◆ Exercise objective ◆
Retype the material in full, keeping every word the same.

[Extracted data entries]
════════
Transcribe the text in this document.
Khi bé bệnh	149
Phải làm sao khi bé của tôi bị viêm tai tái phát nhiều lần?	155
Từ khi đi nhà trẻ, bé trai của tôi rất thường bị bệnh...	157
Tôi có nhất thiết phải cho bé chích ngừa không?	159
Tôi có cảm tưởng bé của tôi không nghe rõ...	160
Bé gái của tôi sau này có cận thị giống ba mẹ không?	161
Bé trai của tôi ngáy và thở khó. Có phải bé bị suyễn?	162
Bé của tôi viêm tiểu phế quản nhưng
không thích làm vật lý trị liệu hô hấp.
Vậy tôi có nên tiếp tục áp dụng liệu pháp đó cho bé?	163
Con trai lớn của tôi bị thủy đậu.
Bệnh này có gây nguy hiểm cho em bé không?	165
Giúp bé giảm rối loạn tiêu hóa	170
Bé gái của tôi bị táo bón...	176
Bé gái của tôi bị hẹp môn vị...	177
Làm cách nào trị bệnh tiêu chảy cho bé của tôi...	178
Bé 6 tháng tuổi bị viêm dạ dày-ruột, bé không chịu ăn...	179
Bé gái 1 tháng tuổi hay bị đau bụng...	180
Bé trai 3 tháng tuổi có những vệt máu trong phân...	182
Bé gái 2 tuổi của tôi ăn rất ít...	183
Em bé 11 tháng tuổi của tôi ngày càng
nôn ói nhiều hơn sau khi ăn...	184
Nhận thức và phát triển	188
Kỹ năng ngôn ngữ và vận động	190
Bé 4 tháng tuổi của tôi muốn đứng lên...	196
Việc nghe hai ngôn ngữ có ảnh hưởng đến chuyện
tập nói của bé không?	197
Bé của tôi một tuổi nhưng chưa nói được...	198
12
════════
◆ Response ◆
Transcribe the text in this document.
Khi bé bệnh	149
Phải làm sao khi bé của tôi bị viêm tai tái phát nhiều lần?	155
Từ khi đi nhà trẻ, bé trai của tôi rất thường bị bệnh...	157
Tôi có nhất thiết phải cho bé chích ngừa không?	159
Tôi có cảm tưởng bé của tôi không nghe rõ...	160
Bé gái của tôi sau này có cận thị giống ba mẹ không?	161
Bé trai của tôi ngáy và thở khó. Có phải bé bị suyễn?	162
Bé của tôi viêm tiểu phế quản nhưng
không thích làm vật lý trị liệu hô hấp.
Vậy tôi có nên tiếp tục áp dụng liệu pháp đó cho bé?	163
Con trai lớn của tôi bị thủy đậu.
Bệnh này có gây nguy hiểm cho em bé không?	165
Giúp bé giảm rối loạn tiêu hóa	170
Bé gái của tôi bị táo bón...	176
Bé gái của tôi bị hẹp môn vị...	177
Làm cách nào trị bệnh tiêu chảy cho bé của tôi...	178
Bé 6 tháng tuổi bị viêm dạ dày-ruột, bé không chịu ăn...	179
Bé gái 1 tháng tuổi hay bị đau bụng...	180
Bé trai 3 tháng tuổi có những vệt máu trong phân...	182
Bé gái 2 tuổi của tôi ăn rất ít...	183
Em bé 11 tháng tuổi của tôi ngày càng
nôn ói nhiều hơn sau khi ăn...	184
Nhận thức và phát triển	188
Kỹ năng ngôn ngữ và vận động	190
Bé 4 tháng tuổi của tôi muốn đứng lên...	196
Việc nghe hai ngôn ngữ có ảnh hưởng đến chuyện
tập nói của bé không?	197
Bé của tôi một tuổi nhưng chưa nói được...	198
12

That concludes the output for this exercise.